▶ Sayfa Alıntısı:
17.Uluslararası Ankara Öykü Günlerinin son söyleşisi yapıldı
17.Uluslararası Ankara Öykü Günleri kapsamında bu yılki son söyleşi yapıldı. Söyleşinin konusu öyküde dil sorunsalı oldu.
Uzun bir aranın ardından bu yıl 17. kez düzenlenen Uluslararası Ankara Öykü Günlerinin son söyleşisi dün yapıldı. Saat 16.00’da Route’de başlayan söyleşide, konu öyküde dil sorunsalıydı. Nil Sakman’ın moderatörlüğünde yapılan söyleşide konuşmacı olarak Ayşegül Çelik, Gürsel Korat, Berna Durmaz ve Nurullah Kuzu yer aldı. Konuşmaya ilk olarak Nil Sakman başladı. Konunun öyküde dil sorunsalı olduğunu söyleyerek söyleşide yer alan 4 yazarın da kitaplarından birkaç kesiti dinleyicilere okudu ve tartışmayı başlatarak sözü Berna Durmaz’a bıraktı.

▶ Çıkarılan Bilgiler:
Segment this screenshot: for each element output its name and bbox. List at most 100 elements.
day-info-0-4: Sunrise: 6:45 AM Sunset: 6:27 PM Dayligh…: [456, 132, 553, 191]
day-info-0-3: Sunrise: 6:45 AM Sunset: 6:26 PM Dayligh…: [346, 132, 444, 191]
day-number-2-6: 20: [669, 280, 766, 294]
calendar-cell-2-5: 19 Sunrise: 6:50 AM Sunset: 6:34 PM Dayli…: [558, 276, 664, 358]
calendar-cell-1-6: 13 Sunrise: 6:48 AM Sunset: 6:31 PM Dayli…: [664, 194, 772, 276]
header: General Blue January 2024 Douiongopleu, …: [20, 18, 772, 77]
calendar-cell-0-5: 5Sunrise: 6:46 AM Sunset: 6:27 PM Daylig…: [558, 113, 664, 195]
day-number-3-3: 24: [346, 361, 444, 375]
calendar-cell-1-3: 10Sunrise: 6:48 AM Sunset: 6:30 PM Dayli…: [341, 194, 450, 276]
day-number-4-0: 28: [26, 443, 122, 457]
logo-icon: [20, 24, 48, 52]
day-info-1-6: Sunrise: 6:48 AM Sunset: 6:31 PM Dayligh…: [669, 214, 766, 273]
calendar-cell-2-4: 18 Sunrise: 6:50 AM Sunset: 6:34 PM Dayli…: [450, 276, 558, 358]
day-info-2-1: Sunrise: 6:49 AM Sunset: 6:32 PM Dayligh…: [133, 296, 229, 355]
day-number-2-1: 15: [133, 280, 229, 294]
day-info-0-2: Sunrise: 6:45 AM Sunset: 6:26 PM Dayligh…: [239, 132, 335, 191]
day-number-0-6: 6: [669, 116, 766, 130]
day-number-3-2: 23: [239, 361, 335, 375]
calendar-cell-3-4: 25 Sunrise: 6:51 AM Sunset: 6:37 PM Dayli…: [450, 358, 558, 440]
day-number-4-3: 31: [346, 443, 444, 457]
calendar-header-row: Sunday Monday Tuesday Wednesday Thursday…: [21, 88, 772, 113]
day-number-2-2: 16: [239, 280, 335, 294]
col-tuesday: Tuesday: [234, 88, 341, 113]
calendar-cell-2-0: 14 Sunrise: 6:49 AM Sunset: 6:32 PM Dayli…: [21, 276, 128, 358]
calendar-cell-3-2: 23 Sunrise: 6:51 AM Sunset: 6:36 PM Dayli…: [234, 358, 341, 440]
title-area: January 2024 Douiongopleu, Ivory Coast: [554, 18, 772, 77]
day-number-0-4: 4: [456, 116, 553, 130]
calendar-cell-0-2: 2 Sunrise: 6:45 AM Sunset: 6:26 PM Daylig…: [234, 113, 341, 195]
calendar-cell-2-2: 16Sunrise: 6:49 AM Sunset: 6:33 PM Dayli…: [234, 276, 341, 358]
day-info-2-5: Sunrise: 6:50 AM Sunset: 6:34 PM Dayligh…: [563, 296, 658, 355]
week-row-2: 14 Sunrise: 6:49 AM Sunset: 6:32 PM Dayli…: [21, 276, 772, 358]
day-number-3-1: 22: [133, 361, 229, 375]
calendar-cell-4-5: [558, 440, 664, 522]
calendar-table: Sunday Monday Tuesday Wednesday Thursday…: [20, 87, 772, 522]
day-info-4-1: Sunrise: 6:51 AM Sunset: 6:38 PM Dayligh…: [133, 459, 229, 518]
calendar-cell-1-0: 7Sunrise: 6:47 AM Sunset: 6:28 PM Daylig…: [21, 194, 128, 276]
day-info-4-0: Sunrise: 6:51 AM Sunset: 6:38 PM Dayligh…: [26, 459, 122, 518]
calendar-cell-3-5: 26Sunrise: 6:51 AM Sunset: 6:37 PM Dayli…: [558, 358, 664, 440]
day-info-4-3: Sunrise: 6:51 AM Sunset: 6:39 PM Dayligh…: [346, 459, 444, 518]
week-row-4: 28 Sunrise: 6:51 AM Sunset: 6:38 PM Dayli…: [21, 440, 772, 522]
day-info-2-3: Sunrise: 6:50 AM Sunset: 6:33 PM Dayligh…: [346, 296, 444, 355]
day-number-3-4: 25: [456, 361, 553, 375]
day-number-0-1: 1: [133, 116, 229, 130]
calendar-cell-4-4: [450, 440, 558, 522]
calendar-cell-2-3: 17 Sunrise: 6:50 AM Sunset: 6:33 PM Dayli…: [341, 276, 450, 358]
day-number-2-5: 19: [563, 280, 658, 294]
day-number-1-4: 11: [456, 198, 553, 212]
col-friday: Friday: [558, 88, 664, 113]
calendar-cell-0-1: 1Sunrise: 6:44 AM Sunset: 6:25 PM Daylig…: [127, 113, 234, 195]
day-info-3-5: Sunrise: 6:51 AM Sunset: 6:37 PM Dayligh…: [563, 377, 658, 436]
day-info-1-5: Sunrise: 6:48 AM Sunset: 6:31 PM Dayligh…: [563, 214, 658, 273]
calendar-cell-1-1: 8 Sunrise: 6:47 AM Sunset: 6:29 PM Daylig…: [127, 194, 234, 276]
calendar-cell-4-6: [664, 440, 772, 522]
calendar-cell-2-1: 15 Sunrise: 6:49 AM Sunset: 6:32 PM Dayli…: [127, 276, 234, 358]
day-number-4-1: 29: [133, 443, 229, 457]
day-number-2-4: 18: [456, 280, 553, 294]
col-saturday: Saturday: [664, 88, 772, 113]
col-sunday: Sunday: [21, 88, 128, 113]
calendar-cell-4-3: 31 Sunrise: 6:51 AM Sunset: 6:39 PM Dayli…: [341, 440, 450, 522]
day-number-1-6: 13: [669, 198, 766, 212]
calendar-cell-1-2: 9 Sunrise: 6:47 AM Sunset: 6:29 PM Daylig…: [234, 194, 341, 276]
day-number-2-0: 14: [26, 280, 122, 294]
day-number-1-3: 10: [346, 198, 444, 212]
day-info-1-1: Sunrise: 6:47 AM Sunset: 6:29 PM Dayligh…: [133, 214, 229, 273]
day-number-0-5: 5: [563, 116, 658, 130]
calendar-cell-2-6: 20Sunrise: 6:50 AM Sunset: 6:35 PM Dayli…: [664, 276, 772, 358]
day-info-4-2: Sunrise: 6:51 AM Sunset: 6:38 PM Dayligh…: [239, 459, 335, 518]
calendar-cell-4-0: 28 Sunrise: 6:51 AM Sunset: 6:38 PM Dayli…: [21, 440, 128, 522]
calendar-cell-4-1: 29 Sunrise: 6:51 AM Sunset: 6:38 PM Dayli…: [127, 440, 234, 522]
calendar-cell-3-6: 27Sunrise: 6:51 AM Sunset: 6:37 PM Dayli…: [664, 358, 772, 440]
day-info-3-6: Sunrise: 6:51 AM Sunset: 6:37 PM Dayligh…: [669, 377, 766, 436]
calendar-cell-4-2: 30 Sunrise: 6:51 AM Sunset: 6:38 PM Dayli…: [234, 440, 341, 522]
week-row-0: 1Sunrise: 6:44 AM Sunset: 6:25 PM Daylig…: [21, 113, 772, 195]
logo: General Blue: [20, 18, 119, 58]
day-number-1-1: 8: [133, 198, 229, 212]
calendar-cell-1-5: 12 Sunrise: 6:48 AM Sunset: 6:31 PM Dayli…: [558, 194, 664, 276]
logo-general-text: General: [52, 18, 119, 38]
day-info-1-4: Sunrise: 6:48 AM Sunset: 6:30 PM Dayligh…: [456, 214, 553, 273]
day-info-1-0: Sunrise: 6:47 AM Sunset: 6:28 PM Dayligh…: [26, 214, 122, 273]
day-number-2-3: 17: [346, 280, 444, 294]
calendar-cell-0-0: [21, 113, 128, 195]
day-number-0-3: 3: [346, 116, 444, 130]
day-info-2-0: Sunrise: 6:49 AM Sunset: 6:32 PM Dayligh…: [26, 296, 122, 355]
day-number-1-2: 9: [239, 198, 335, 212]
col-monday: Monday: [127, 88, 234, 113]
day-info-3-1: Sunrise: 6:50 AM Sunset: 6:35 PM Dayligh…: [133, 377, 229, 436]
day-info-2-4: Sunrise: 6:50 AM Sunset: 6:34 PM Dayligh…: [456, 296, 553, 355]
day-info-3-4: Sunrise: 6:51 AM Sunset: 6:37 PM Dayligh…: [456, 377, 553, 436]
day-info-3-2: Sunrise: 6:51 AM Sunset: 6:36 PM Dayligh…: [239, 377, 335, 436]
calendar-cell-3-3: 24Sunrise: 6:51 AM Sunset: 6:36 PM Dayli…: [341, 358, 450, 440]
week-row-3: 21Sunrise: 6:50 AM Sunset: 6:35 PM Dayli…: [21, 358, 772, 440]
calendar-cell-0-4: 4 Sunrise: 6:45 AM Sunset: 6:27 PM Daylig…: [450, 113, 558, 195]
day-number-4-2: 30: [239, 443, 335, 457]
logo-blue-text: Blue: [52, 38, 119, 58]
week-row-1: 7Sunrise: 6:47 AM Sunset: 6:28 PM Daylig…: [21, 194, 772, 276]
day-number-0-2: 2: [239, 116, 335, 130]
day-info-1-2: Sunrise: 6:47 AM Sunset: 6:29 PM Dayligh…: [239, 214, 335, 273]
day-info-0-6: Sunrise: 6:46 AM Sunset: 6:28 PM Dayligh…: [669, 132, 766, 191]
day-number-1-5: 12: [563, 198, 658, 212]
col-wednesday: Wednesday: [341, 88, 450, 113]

▶ Yönergeler:
1. Söyleşi haberine göre son söyleşi saat kaçta ve nerede başladı?
2. Söyleşi haberinde konuşmacı olarak yer aldığı belirtilen kişilerin tümünü sayın.
3. Söyleşi haberini kaldığı yerden sürdürün.
Satırlara başvurmanız gerekmiyor.

▶ Görev Yanıtları:
1. Saat 16.00'da Route'de başladı.

2. Ayşegül Çelik, Gürsel Korat, Berna Durmaz, Nurullah Kuzu

3.
Durmaz: “Herkesin bir dili var”
Berna Durmaz, salonda bulunan herkesin ortak bir dili konuştuğunu, ancak herkesin kendine ait bir dil sözlüğü olduğunu günlük hayatta konuşurken veya bir şeyler karalarken bu sözlükten yararlandığını söyledi ve “Herkesin bir dili var” dedi. Herkesin kendine ait bir dilinin olmasının bazen yazma sürecini sancılı bir hale getirdiğini aktaran Durmaz, bu durumu “Yazma sancısı” olarak niteledi. Berna Durmaz’ın ardından Nurullah Kuzu söz aldı.
Kuzu: “Edebiyatçı kendinden önceki eserleri okumalıdır”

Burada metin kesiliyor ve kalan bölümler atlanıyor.